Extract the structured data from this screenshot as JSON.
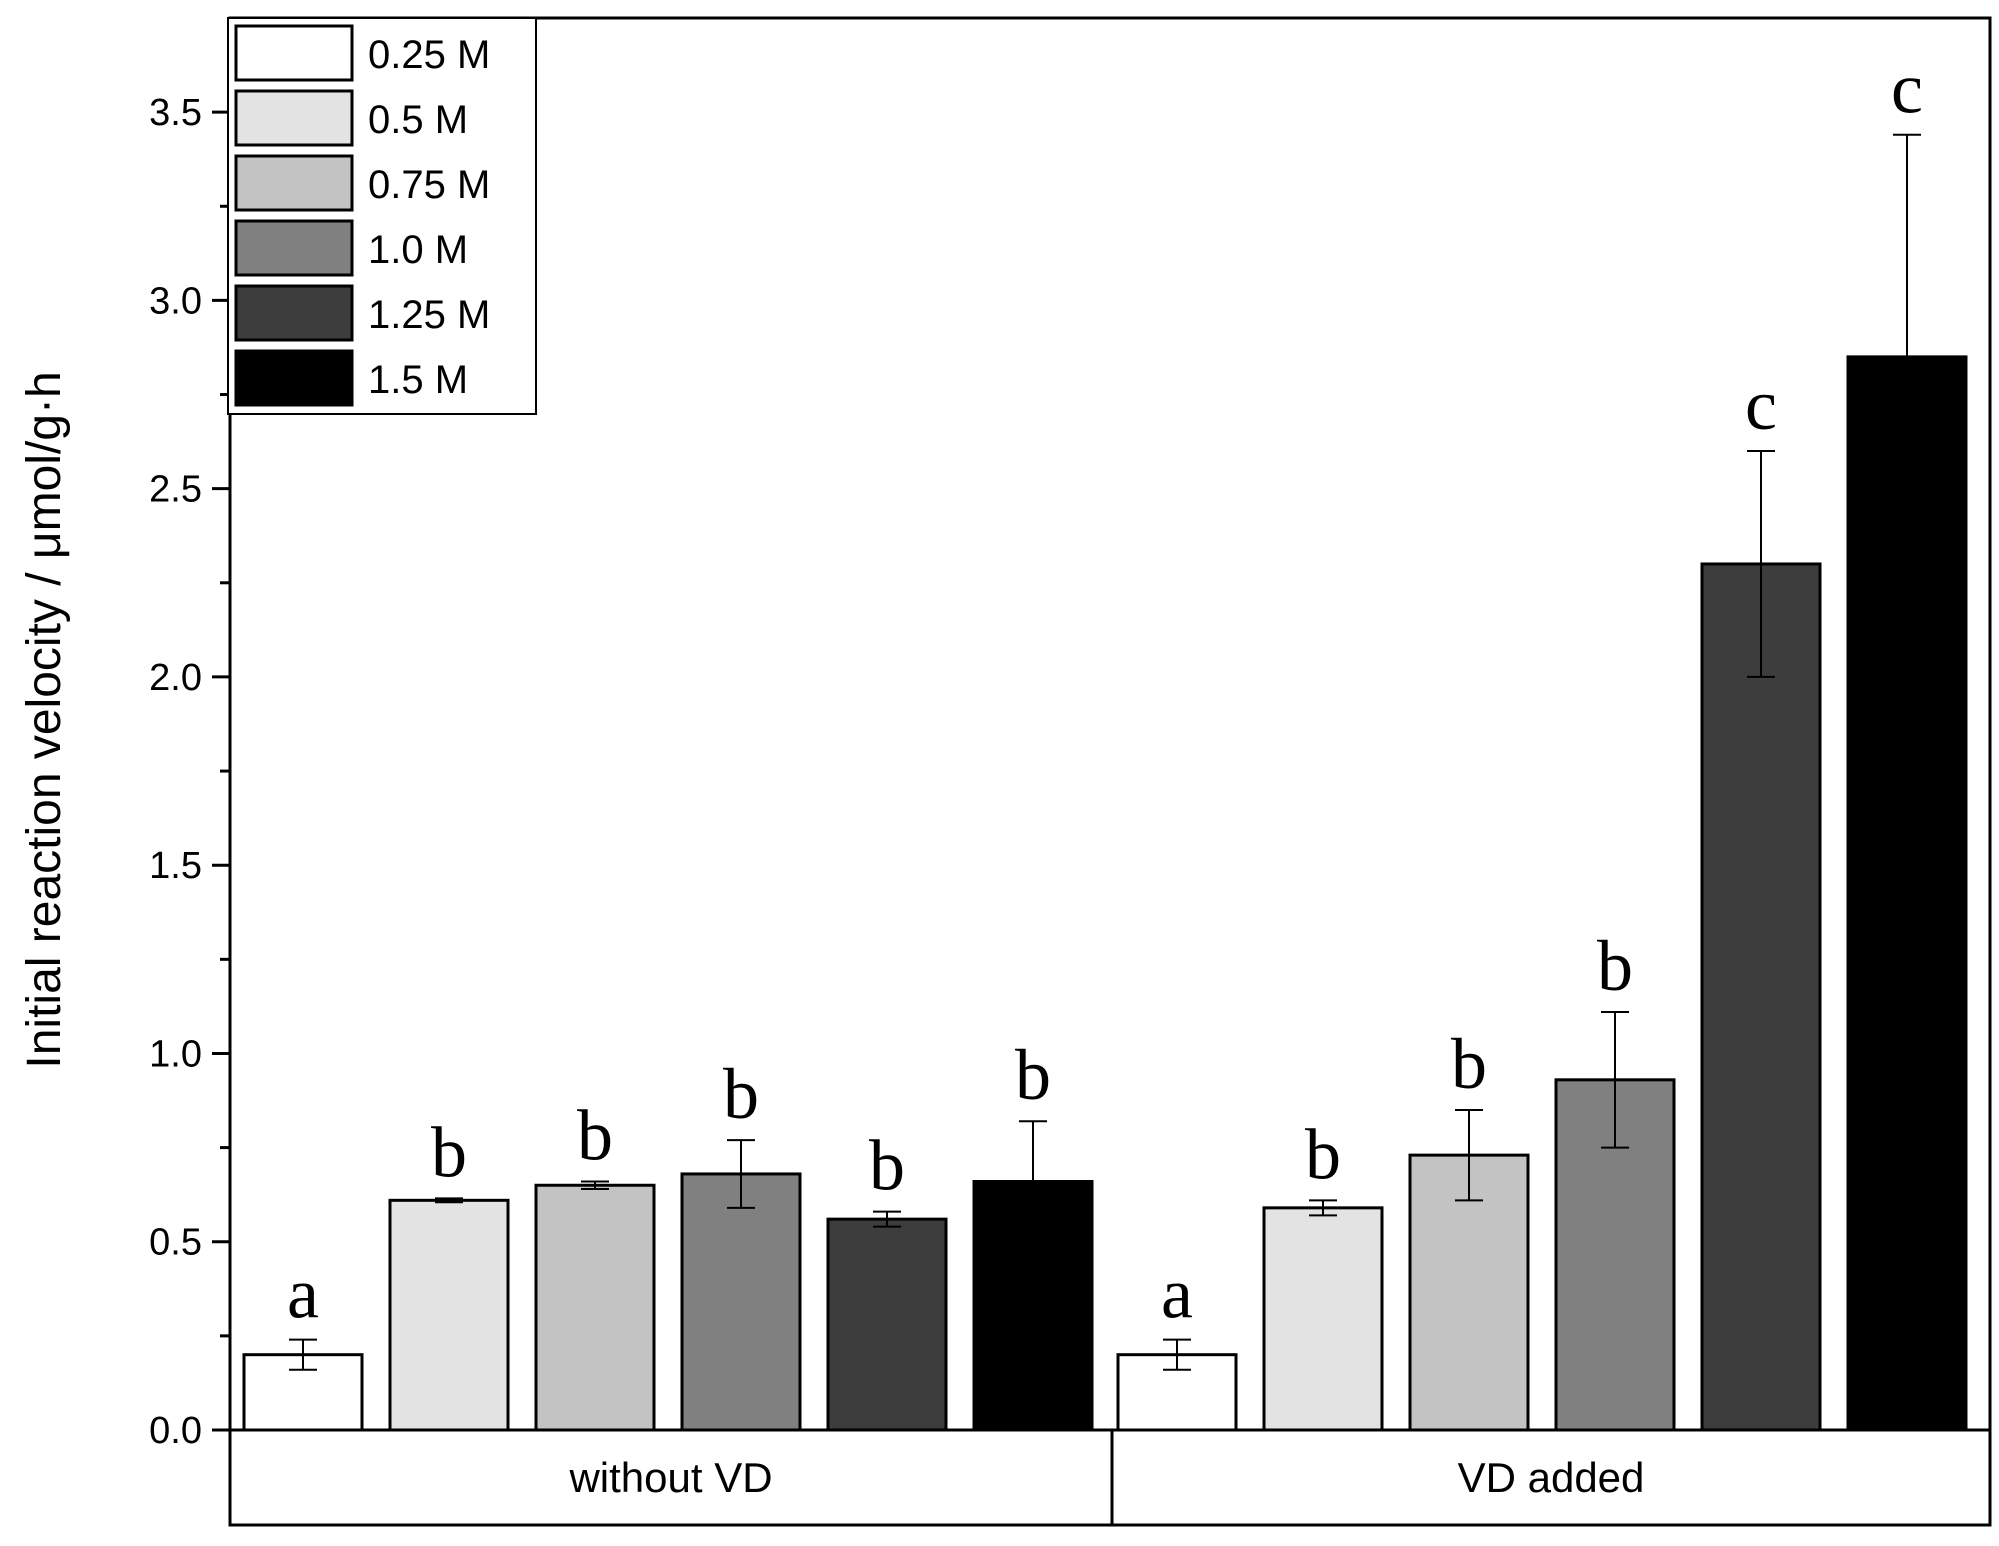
{
  "chart_data": {
    "type": "bar",
    "title": "",
    "xlabel": "",
    "ylabel": "Initial reaction velocity / μmol/g·h",
    "ylim": [
      0,
      3.75
    ],
    "yticks": [
      "0.0",
      "0.5",
      "1.0",
      "1.5",
      "2.0",
      "2.5",
      "3.0",
      "3.5"
    ],
    "ytick_values": [
      0,
      0.5,
      1.0,
      1.5,
      2.0,
      2.5,
      3.0,
      3.5
    ],
    "categories": [
      "without VD",
      "VD added"
    ],
    "legend_position": "top-left",
    "series": [
      {
        "name": "0.25 M",
        "color": "#ffffff",
        "values": [
          0.2,
          0.2
        ],
        "errors": [
          0.04,
          0.04
        ],
        "letters": [
          "a",
          "a"
        ]
      },
      {
        "name": "0.5 M",
        "color": "#e3e3e3",
        "values": [
          0.61,
          0.59
        ],
        "errors": [
          0.005,
          0.02
        ],
        "letters": [
          "b",
          "b"
        ]
      },
      {
        "name": "0.75 M",
        "color": "#c3c3c3",
        "values": [
          0.65,
          0.73
        ],
        "errors": [
          0.01,
          0.12
        ],
        "letters": [
          "b",
          "b"
        ]
      },
      {
        "name": "1.0 M",
        "color": "#808080",
        "values": [
          0.68,
          0.93
        ],
        "errors": [
          0.09,
          0.18
        ],
        "letters": [
          "b",
          "b"
        ]
      },
      {
        "name": "1.25 M",
        "color": "#3d3d3d",
        "values": [
          0.56,
          2.3
        ],
        "errors": [
          0.02,
          0.3
        ],
        "letters": [
          "b",
          "c"
        ]
      },
      {
        "name": "1.5 M",
        "color": "#000000",
        "values": [
          0.66,
          2.85
        ],
        "errors": [
          0.16,
          0.59
        ],
        "letters": [
          "b",
          "c"
        ]
      }
    ]
  }
}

__________

Given exercise:
Retype each record exactly as it stands, but do not include the pictures.

Result:
Extract the structured data from this screenshot as JSON.
{
  "chart_data": {
    "type": "bar",
    "title": "",
    "xlabel": "",
    "ylabel": "Initial reaction velocity / μmol/g·h",
    "ylim": [
      0,
      3.75
    ],
    "yticks": [
      "0.0",
      "0.5",
      "1.0",
      "1.5",
      "2.0",
      "2.5",
      "3.0",
      "3.5"
    ],
    "ytick_values": [
      0,
      0.5,
      1.0,
      1.5,
      2.0,
      2.5,
      3.0,
      3.5
    ],
    "categories": [
      "without VD",
      "VD added"
    ],
    "legend_position": "top-left",
    "series": [
      {
        "name": "0.25 M",
        "color": "#ffffff",
        "values": [
          0.2,
          0.2
        ],
        "errors": [
          0.04,
          0.04
        ],
        "letters": [
          "a",
          "a"
        ]
      },
      {
        "name": "0.5 M",
        "color": "#e3e3e3",
        "values": [
          0.61,
          0.59
        ],
        "errors": [
          0.005,
          0.02
        ],
        "letters": [
          "b",
          "b"
        ]
      },
      {
        "name": "0.75 M",
        "color": "#c3c3c3",
        "values": [
          0.65,
          0.73
        ],
        "errors": [
          0.01,
          0.12
        ],
        "letters": [
          "b",
          "b"
        ]
      },
      {
        "name": "1.0 M",
        "color": "#808080",
        "values": [
          0.68,
          0.93
        ],
        "errors": [
          0.09,
          0.18
        ],
        "letters": [
          "b",
          "b"
        ]
      },
      {
        "name": "1.25 M",
        "color": "#3d3d3d",
        "values": [
          0.56,
          2.3
        ],
        "errors": [
          0.02,
          0.3
        ],
        "letters": [
          "b",
          "c"
        ]
      },
      {
        "name": "1.5 M",
        "color": "#000000",
        "values": [
          0.66,
          2.85
        ],
        "errors": [
          0.16,
          0.59
        ],
        "letters": [
          "b",
          "c"
        ]
      }
    ]
  }
}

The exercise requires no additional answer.